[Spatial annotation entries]
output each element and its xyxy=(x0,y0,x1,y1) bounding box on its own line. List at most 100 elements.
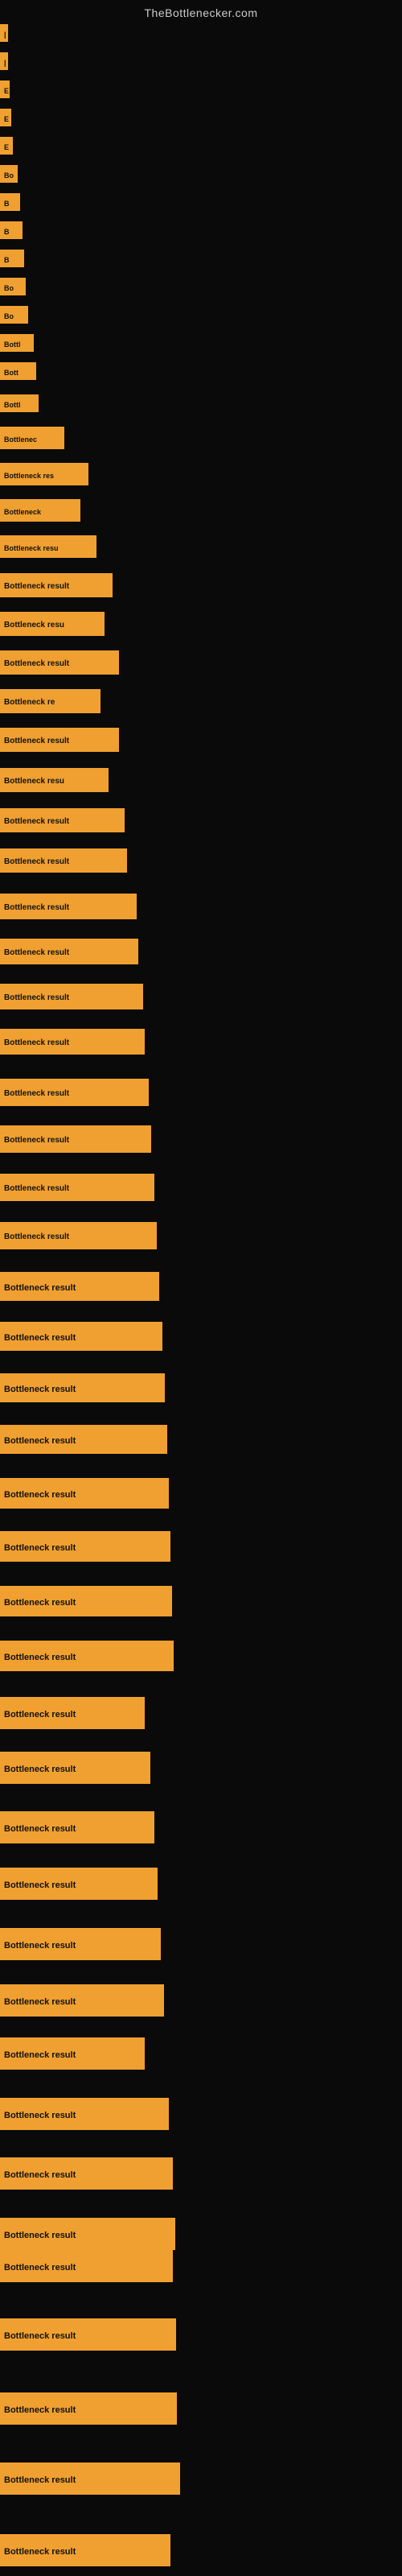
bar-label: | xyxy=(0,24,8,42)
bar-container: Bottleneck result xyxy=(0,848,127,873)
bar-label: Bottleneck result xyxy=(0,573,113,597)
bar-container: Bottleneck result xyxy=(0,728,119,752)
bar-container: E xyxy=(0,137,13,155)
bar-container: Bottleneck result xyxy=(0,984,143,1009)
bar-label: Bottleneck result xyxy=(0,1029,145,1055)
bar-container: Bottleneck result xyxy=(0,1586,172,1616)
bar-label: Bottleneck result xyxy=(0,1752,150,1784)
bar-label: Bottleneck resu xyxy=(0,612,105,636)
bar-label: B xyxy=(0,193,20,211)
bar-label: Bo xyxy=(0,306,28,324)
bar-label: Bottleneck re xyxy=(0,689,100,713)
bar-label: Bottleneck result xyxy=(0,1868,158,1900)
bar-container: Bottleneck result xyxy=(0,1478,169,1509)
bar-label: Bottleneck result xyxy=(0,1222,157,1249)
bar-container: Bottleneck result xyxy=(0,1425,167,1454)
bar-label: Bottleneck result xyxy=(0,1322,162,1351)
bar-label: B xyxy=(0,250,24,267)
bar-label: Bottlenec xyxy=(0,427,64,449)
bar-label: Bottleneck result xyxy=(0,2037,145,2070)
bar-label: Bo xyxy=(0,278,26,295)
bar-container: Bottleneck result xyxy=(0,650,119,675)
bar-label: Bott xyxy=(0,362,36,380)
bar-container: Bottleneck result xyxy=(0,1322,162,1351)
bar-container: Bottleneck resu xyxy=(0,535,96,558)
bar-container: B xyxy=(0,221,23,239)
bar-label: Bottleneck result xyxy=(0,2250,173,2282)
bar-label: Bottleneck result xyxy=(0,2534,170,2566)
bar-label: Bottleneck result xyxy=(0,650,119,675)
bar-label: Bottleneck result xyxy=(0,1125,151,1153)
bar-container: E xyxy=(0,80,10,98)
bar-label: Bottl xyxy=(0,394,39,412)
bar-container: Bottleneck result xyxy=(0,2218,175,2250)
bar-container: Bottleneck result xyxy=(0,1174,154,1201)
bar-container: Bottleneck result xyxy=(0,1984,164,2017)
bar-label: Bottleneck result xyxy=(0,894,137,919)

[Brief] Please set down every row above once more, unchanged, and leave out the pictures.

[Task result]
output each element and its xyxy=(x0,y0,x1,y1) bounding box on its own line. List at most 100 elements.
bar-label: | xyxy=(0,24,8,42)
bar-container: Bottleneck result xyxy=(0,848,127,873)
bar-label: Bottleneck result xyxy=(0,573,113,597)
bar-container: Bottleneck result xyxy=(0,728,119,752)
bar-container: E xyxy=(0,137,13,155)
bar-container: Bottleneck result xyxy=(0,984,143,1009)
bar-label: Bottleneck result xyxy=(0,1029,145,1055)
bar-container: Bottleneck result xyxy=(0,1586,172,1616)
bar-label: Bottleneck result xyxy=(0,1752,150,1784)
bar-label: Bottleneck resu xyxy=(0,612,105,636)
bar-label: B xyxy=(0,193,20,211)
bar-label: Bo xyxy=(0,306,28,324)
bar-label: Bottleneck re xyxy=(0,689,100,713)
bar-label: Bottleneck result xyxy=(0,1868,158,1900)
bar-container: Bottleneck result xyxy=(0,1478,169,1509)
bar-label: Bottleneck result xyxy=(0,1222,157,1249)
bar-container: Bottleneck result xyxy=(0,1425,167,1454)
bar-label: Bottleneck result xyxy=(0,1322,162,1351)
bar-label: B xyxy=(0,250,24,267)
bar-label: Bottlenec xyxy=(0,427,64,449)
bar-label: Bottleneck result xyxy=(0,2037,145,2070)
bar-label: Bo xyxy=(0,278,26,295)
bar-container: Bottleneck result xyxy=(0,650,119,675)
bar-label: Bott xyxy=(0,362,36,380)
bar-container: Bottleneck result xyxy=(0,1322,162,1351)
bar-container: Bottleneck resu xyxy=(0,535,96,558)
bar-container: B xyxy=(0,221,23,239)
bar-label: Bottleneck result xyxy=(0,2250,173,2282)
bar-label: Bottleneck result xyxy=(0,2534,170,2566)
bar-label: Bottleneck result xyxy=(0,650,119,675)
bar-label: Bottleneck result xyxy=(0,1125,151,1153)
bar-container: E xyxy=(0,80,10,98)
bar-label: Bottl xyxy=(0,394,39,412)
bar-container: Bottleneck result xyxy=(0,2218,175,2250)
bar-container: Bottleneck result xyxy=(0,1174,154,1201)
bar-container: Bottleneck result xyxy=(0,1984,164,2017)
bar-label: Bottleneck result xyxy=(0,894,137,919)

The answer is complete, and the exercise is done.